▶ [Data supplied]:
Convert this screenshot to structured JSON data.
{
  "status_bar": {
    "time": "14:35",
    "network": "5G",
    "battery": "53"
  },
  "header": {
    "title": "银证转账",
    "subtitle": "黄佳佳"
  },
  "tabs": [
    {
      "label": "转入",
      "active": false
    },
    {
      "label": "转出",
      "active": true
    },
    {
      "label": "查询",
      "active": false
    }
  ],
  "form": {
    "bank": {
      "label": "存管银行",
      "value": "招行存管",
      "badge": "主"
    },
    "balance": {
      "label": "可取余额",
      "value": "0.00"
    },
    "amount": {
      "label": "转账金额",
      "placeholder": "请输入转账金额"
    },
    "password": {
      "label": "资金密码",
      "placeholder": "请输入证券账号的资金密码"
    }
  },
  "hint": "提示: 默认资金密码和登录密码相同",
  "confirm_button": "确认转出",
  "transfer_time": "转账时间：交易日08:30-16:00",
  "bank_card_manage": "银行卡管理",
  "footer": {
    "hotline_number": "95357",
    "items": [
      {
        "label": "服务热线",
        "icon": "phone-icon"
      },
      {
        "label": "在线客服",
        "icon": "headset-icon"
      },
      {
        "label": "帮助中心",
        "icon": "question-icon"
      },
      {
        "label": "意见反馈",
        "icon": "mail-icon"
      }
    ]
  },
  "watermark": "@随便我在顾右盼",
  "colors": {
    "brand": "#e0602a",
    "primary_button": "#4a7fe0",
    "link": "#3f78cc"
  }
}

▶ [Required task]:
Repeat all entries. Match them exactly.

▶ [Reply to the task]:
Convert this screenshot to structured JSON data.
{
  "status_bar": {
    "time": "14:35",
    "network": "5G",
    "battery": "53"
  },
  "header": {
    "title": "银证转账",
    "subtitle": "黄佳佳"
  },
  "tabs": [
    {
      "label": "转入",
      "active": false
    },
    {
      "label": "转出",
      "active": true
    },
    {
      "label": "查询",
      "active": false
    }
  ],
  "form": {
    "bank": {
      "label": "存管银行",
      "value": "招行存管",
      "badge": "主"
    },
    "balance": {
      "label": "可取余额",
      "value": "0.00"
    },
    "amount": {
      "label": "转账金额",
      "placeholder": "请输入转账金额"
    },
    "password": {
      "label": "资金密码",
      "placeholder": "请输入证券账号的资金密码"
    }
  },
  "hint": "提示: 默认资金密码和登录密码相同",
  "confirm_button": "确认转出",
  "transfer_time": "转账时间：交易日08:30-16:00",
  "bank_card_manage": "银行卡管理",
  "footer": {
    "hotline_number": "95357",
    "items": [
      {
        "label": "服务热线",
        "icon": "phone-icon"
      },
      {
        "label": "在线客服",
        "icon": "headset-icon"
      },
      {
        "label": "帮助中心",
        "icon": "question-icon"
      },
      {
        "label": "意见反馈",
        "icon": "mail-icon"
      }
    ]
  },
  "watermark": "@随便我在顾右盼",
  "colors": {
    "brand": "#e0602a",
    "primary_button": "#4a7fe0",
    "link": "#3f78cc"
  }
}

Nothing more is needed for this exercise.